====== Text segment
Last updated: January 28, 2024

Introduction

Managing jobs in Ubuntu is a foundational skill for system administrators, developers, and power users. This tutorial will guide you through various commands and utilities you can use to effectively manage application processes on your system.

Understanding Jobs and Processes

Before diving into managing jobs, it’s important to differentiate between processes and jobs. A process is an instance of a program running, whereas a job is a process that a shell is aware of and managing. Jobs can be suspended, resumed, and terminated from the shell.

Managing Jobs with Basic Commands

List Active Jobs

jobs

This will list all current jobs with their statuses: running, stopped, or terminated.

`Output:

[1]+  Running                 gedit &
[2]+  Stopped                 firefox

Suspending and Resuming Jobs

To suspend a running job, you can use the Ctrl+Z keystroke:

ping google.com
Ctrl+Z

You’ll see:

[1]+  Stopped                 ping google.com

Resume a job in the foreground with:

fg %1

Or resume a job in the background with:

bg %1

Killing a Job

To terminate a job, use the kill command with the job identifier:

kill %1

The job will terminate, and you’ll receive a confirmation:

[1]+  Terminated              ping google.com

Advanced Job Management with at and cron

The at Command

The at command schedules a job for a one-time execution at a specified time. For example:

echo "uptime" | at now + 5 minutes

The system will execute “uptime” after 5 minutes. The at daemon (atd) must be running for this to work.
============
• _Actions to take_:
1. List every heading in the Ubuntu job management tutorial.
2. Write out the part of the Ubuntu job management tutorial that opens with the words containing "The at command schedules" and closes with "this to work.", replacing "5 minutes" with "10 minutes" wherever it occurs.
====== Information shown
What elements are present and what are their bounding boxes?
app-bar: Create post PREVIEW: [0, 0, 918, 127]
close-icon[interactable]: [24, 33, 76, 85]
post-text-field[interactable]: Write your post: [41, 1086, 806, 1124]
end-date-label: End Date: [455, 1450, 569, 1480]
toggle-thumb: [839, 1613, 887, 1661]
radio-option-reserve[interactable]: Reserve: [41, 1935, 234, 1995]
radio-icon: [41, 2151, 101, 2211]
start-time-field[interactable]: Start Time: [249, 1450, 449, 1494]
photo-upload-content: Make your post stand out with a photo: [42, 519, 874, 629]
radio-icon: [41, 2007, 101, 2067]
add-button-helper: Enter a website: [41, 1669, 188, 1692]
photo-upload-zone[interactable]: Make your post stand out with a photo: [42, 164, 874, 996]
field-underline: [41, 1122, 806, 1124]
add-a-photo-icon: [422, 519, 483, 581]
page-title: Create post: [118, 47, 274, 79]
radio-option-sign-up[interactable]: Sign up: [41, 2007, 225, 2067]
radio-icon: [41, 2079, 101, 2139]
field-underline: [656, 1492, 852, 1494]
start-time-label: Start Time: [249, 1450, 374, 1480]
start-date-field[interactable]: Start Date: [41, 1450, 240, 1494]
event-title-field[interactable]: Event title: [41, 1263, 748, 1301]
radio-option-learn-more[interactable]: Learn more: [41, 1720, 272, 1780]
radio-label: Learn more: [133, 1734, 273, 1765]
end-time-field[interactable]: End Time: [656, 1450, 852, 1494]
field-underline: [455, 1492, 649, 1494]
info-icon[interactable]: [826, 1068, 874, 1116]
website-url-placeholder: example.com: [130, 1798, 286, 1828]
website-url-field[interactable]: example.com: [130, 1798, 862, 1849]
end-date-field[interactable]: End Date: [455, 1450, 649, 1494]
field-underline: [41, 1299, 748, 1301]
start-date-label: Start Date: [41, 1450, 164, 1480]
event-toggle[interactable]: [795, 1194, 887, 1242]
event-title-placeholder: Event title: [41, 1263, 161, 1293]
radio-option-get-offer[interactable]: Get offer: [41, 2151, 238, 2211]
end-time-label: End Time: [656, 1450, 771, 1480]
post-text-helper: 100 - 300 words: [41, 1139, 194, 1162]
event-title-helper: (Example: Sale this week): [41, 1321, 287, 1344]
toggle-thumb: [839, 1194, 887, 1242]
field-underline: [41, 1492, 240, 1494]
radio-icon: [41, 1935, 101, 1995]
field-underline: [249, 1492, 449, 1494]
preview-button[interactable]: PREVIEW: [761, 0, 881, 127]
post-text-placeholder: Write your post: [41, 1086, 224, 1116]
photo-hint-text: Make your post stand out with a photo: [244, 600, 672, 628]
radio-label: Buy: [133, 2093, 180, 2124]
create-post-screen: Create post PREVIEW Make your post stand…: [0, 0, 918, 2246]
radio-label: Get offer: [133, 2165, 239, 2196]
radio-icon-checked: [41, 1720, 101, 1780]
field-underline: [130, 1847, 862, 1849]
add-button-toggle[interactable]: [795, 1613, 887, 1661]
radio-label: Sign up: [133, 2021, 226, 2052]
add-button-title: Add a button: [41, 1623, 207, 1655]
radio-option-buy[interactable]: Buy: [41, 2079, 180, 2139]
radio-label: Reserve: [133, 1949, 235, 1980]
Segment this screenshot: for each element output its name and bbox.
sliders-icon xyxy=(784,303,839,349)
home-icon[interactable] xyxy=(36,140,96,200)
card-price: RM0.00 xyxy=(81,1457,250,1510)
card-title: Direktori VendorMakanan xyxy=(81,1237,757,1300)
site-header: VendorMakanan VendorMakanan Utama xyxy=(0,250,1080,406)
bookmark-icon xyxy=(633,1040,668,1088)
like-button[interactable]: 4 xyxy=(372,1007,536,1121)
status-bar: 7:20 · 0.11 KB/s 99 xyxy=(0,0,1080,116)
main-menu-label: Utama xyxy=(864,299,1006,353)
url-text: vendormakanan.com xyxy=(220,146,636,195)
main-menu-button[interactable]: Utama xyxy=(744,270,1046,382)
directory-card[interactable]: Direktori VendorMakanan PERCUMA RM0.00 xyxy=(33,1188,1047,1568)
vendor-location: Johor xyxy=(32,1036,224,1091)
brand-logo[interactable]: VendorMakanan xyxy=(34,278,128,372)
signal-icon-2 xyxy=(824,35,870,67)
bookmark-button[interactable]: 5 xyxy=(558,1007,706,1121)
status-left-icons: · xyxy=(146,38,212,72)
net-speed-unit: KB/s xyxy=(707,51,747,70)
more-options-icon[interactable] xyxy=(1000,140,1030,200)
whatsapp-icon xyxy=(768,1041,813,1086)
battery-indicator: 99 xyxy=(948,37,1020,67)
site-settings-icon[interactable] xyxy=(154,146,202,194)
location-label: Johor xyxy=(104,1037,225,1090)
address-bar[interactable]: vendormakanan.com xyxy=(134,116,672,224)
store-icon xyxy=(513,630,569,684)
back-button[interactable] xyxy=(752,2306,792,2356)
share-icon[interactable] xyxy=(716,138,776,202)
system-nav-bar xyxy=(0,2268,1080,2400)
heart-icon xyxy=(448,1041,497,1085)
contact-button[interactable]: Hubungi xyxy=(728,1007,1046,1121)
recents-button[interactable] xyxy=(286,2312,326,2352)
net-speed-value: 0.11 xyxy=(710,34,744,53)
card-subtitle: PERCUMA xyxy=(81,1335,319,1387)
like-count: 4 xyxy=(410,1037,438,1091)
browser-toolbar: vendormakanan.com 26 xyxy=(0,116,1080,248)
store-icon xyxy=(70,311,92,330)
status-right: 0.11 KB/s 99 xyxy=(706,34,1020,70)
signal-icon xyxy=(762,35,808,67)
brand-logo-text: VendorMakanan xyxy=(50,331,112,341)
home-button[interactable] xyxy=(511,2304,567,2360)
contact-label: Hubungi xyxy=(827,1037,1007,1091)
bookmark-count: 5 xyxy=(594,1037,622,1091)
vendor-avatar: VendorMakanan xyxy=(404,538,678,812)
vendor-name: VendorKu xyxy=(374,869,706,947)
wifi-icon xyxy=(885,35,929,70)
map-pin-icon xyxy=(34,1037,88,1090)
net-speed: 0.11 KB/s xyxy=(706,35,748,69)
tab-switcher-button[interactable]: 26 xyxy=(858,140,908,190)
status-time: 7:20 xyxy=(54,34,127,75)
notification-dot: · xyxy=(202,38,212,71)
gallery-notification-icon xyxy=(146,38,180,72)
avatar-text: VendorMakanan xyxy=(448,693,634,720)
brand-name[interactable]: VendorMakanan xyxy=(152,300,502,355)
============
• _Task-by-task results_:
1.
Introduction
Understanding Jobs and Processes
Managing Jobs with Basic Commands
List Active Jobs
Suspending and Resuming Jobs
Killing a Job
Advanced Job Management with at and cron
The at Command

2.
The at command schedules a job for a one-time execution at a specified time. For example:

echo "uptime" | at now + 10 minutes

The system will execute “uptime” after 10 minutes. The at daemon (atd) must be running for this to work.